━━━ Listed entries ━━━

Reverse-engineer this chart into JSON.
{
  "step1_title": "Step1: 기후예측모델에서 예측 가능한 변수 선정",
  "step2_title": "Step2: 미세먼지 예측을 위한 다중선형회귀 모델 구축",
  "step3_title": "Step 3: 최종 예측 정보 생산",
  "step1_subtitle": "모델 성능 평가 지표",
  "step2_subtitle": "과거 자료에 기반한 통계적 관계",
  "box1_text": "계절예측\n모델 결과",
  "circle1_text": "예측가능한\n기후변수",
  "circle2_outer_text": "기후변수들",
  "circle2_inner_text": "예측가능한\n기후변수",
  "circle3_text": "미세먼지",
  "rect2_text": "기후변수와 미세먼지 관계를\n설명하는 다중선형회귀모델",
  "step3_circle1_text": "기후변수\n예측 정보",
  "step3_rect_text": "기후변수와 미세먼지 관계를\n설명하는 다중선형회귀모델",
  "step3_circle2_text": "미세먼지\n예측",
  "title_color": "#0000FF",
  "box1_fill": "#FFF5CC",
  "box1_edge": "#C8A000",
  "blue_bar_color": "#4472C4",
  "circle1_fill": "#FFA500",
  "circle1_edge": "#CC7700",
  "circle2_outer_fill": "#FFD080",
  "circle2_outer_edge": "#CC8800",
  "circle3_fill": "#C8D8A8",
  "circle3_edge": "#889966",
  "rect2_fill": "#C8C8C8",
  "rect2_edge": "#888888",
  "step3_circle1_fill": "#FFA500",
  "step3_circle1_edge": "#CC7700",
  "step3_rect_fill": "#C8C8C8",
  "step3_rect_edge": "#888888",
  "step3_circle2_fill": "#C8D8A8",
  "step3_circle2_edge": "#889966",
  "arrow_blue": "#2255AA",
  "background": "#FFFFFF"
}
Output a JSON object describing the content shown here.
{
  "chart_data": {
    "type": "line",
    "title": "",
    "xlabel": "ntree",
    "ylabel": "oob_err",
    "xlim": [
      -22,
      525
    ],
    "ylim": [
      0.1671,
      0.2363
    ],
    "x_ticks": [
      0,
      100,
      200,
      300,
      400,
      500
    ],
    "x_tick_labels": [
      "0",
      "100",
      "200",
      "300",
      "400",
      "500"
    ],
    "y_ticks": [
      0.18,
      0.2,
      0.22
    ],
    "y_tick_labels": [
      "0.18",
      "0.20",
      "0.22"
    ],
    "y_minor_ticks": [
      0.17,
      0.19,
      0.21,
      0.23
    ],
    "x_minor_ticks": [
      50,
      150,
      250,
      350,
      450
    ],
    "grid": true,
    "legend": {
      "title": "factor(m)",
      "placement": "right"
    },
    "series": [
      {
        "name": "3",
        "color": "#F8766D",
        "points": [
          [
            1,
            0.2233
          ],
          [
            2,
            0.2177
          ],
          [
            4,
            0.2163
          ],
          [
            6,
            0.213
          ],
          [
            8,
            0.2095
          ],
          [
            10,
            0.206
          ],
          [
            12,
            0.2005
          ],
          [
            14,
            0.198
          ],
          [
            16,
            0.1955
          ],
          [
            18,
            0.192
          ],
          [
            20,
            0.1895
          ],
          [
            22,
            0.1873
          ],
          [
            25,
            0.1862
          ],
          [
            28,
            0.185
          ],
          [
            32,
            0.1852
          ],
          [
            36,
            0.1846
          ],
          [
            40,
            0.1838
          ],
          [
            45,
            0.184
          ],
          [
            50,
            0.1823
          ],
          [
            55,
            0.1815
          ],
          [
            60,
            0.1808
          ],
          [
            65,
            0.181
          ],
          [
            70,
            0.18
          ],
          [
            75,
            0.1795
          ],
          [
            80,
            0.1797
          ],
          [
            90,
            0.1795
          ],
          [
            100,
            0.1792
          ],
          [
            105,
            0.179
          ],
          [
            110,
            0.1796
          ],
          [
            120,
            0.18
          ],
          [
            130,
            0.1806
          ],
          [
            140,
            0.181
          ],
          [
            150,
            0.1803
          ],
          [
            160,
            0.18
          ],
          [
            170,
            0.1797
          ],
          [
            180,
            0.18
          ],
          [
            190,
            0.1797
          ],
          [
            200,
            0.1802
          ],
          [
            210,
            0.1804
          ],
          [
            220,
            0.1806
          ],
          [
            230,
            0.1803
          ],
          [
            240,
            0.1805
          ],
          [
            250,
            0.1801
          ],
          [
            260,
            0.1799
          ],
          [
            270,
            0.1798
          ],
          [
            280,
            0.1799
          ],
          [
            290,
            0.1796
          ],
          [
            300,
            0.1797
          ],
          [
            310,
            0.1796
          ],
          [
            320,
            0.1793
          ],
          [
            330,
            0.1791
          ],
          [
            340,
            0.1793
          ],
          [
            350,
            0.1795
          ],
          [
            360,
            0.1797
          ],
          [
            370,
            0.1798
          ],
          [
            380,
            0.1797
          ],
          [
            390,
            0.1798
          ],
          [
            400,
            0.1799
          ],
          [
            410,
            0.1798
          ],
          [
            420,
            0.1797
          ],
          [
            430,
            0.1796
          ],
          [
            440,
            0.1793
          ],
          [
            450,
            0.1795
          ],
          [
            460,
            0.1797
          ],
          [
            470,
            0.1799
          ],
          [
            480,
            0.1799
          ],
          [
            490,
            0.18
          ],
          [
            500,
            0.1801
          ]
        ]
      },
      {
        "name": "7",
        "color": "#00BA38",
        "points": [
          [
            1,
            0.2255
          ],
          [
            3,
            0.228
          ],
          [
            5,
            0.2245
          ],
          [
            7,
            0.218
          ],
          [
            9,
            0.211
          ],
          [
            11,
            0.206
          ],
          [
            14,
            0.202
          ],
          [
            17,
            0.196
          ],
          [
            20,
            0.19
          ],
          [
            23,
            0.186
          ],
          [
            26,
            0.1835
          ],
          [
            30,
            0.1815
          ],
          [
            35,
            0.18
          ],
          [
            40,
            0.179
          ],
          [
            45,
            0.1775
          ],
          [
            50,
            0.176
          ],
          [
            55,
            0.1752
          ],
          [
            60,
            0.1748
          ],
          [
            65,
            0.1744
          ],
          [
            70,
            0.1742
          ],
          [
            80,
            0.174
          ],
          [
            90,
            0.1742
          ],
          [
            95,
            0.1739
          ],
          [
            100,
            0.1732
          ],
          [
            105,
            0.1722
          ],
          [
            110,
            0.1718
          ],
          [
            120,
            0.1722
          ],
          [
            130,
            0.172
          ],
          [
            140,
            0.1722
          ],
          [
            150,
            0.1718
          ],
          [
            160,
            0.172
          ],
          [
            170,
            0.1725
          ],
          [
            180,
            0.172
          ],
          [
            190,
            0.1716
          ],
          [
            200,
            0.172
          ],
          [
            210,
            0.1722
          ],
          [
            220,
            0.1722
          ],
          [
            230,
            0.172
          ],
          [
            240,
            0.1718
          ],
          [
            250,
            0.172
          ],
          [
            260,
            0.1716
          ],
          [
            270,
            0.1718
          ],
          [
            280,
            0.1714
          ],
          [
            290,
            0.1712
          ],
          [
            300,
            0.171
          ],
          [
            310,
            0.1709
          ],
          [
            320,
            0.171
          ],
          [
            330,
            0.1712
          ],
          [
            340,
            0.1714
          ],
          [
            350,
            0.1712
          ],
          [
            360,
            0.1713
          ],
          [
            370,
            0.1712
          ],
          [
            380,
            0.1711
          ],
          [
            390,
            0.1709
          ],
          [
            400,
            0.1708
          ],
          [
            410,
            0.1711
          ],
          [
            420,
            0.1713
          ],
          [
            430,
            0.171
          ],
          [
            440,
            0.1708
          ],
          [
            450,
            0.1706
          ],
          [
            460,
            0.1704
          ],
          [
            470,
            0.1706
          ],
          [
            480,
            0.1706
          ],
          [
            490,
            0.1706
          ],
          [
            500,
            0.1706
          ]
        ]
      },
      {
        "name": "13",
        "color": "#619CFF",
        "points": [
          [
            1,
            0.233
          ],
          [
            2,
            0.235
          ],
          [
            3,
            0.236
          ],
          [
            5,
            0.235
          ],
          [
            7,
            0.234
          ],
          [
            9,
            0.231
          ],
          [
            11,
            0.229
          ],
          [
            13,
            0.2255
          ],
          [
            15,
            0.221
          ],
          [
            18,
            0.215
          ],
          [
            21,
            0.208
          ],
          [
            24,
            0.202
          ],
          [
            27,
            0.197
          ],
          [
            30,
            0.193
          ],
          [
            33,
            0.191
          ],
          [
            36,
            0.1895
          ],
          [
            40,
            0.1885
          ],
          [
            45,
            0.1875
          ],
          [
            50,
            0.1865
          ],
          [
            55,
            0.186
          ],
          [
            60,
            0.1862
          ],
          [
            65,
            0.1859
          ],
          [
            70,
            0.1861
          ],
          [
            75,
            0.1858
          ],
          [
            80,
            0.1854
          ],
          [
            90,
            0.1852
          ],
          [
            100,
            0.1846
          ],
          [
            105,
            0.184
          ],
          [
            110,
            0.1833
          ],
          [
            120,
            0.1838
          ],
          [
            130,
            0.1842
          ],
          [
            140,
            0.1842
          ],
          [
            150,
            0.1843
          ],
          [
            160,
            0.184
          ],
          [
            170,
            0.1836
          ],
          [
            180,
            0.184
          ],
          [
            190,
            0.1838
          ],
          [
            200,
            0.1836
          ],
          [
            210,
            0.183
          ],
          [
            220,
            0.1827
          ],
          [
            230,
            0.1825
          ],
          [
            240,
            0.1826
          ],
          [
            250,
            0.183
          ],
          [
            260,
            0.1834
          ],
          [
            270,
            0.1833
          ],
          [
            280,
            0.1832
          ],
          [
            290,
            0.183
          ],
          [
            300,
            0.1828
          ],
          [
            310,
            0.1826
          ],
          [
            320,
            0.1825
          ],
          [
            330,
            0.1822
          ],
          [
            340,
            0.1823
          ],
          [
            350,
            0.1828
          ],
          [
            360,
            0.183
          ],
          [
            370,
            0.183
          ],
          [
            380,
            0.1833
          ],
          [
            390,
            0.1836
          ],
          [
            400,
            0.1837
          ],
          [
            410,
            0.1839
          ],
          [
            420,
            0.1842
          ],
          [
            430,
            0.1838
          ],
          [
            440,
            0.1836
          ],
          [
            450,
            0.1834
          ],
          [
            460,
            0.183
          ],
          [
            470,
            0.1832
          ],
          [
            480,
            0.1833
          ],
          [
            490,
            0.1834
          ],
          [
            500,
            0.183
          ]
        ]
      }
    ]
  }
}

━━━

Your goal - Work out how many lines in the entries hold the string "예측가능한". Your answer should consist solely of that number.

Output of the task - 2